__Requirements__. Where a line below holds the string "Nadu", copy that line.

Dataset items
(begin)

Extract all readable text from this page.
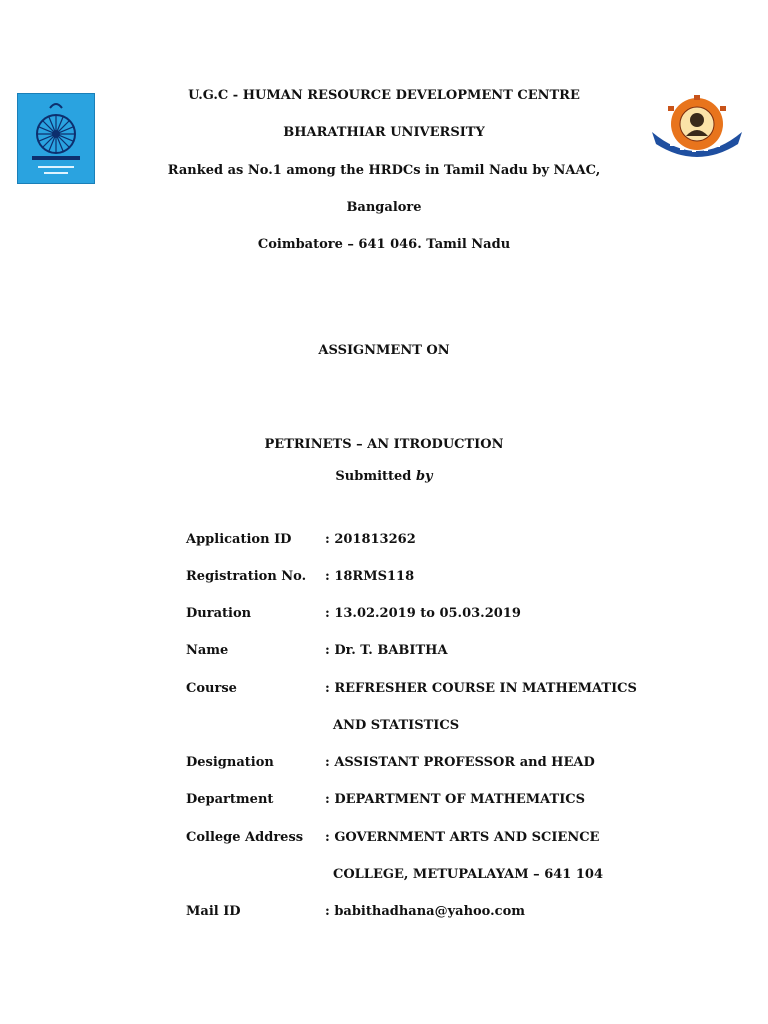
U.G.C - HUMAN RESOURCE DEVELOPMENT CENTRE
BHARATHIAR UNIVERSITY
Ranked as No.1 among the HRDCs in Tamil Nadu by NAAC,
Bangalore
Coimbatore – 641 046. Tamil Nadu
ASSIGNMENT ON
PETRINETS – AN ITRODUCTION
Submitted by
Application ID	: 201813262
Registration No. : 18RMS118
Duration	: 13.02.2019 to 05.03.2019
Name	: Dr. T. BABITHA
Course	: REFRESHER COURSE IN MATHEMATICS
AND STATISTICS
Designation	: ASSISTANT PROFESSOR and HEAD
Department	: DEPARTMENT OF MATHEMATICS
College Address : GOVERNMENT ARTS AND SCIENCE
COLLEGE, METUPALAYAM – 641 104
Mail ID	: babithadhana@yahoo.com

(end)

__In response__.
Ranked as No.1 among the HRDCs in Tamil Nadu by NAAC,
Coimbatore – 641 046. Tamil Nadu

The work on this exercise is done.